▶ [Dataset listings of figures]

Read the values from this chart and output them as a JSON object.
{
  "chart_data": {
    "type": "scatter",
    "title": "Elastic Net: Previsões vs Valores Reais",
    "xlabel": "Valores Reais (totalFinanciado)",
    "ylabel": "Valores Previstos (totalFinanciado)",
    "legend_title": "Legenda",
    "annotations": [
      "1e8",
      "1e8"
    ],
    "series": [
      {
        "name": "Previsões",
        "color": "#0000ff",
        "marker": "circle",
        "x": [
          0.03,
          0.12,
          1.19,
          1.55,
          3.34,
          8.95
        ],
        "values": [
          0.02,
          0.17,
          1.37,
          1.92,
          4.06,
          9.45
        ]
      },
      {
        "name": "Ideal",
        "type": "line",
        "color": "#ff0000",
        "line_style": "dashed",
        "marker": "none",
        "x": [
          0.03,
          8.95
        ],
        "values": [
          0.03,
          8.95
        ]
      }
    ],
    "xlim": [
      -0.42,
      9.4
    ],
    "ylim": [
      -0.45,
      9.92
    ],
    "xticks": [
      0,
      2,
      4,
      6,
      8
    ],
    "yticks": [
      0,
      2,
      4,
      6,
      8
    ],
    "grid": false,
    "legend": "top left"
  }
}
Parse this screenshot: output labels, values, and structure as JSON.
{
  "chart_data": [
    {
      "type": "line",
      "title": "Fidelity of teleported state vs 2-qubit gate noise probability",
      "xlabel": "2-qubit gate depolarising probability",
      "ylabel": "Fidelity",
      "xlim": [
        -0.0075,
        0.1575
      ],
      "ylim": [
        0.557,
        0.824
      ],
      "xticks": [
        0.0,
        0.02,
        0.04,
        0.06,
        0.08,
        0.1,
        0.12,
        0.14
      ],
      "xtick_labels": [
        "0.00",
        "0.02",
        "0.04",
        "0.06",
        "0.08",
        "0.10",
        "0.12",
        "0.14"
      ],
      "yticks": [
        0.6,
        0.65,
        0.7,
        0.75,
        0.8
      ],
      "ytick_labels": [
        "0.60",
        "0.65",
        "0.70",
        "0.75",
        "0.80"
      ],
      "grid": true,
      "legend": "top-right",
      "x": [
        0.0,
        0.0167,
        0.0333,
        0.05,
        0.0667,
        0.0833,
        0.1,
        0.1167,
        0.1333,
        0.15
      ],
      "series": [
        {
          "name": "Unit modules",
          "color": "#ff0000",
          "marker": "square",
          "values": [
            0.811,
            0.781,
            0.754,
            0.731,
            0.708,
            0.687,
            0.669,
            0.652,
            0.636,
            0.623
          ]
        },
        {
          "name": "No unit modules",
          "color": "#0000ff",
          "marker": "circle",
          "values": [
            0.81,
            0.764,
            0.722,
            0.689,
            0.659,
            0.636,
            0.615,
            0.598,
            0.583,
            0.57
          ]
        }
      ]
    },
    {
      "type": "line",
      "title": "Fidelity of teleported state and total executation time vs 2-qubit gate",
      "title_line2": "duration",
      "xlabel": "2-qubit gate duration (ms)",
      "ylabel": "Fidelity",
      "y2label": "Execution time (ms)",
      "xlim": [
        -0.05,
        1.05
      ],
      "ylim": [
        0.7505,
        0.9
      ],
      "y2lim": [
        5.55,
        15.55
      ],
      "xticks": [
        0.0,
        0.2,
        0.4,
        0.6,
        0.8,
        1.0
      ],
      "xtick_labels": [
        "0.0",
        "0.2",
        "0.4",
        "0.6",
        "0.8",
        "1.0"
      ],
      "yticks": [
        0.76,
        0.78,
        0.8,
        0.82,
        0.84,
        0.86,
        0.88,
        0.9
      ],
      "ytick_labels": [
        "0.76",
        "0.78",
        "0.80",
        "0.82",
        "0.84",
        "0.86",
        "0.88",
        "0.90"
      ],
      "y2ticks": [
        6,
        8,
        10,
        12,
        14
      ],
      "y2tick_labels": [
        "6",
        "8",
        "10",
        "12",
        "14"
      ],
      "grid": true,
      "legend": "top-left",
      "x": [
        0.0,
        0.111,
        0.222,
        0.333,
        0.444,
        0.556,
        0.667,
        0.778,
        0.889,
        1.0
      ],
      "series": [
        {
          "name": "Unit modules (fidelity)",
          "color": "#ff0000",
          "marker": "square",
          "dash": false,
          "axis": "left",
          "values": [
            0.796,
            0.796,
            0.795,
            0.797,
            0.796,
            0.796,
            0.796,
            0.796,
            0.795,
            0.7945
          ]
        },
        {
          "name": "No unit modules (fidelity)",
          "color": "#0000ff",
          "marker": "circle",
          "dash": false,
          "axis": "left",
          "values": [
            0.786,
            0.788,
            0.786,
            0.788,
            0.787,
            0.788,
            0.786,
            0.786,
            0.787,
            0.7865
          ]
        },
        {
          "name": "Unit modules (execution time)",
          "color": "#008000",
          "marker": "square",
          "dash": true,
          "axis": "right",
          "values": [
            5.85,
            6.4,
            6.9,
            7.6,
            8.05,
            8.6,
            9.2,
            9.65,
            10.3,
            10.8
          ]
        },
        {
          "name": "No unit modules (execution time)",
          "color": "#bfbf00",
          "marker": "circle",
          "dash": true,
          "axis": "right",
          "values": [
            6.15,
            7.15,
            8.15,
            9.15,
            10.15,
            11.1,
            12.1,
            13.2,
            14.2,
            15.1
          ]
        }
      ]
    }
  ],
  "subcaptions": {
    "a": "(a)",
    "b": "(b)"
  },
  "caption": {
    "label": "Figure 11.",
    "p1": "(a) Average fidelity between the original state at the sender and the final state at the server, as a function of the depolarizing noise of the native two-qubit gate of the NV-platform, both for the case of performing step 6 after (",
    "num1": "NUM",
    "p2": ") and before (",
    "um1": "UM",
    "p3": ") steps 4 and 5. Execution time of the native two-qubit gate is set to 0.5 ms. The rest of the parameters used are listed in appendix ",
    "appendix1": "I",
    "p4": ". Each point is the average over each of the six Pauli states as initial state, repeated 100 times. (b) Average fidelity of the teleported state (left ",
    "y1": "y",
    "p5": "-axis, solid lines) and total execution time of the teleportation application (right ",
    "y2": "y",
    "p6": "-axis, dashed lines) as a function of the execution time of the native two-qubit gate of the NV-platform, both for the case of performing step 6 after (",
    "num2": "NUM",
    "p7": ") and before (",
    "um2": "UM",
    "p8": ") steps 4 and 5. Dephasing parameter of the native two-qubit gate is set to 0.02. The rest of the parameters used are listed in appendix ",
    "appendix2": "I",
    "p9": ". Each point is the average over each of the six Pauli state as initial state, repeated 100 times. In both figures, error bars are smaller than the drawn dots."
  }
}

▶ [PROBLEM STATEMENT] From the entries above, copy every line containing the word "modules".

▶ [ANSWER TO THE TASK]
          "name": "Unit modules",
          "name": "No unit modules",
          "name": "Unit modules (fidelity)",
          "name": "No unit modules (fidelity)",
          "name": "Unit modules (execution time)",
          "name": "No unit modules (execution time)",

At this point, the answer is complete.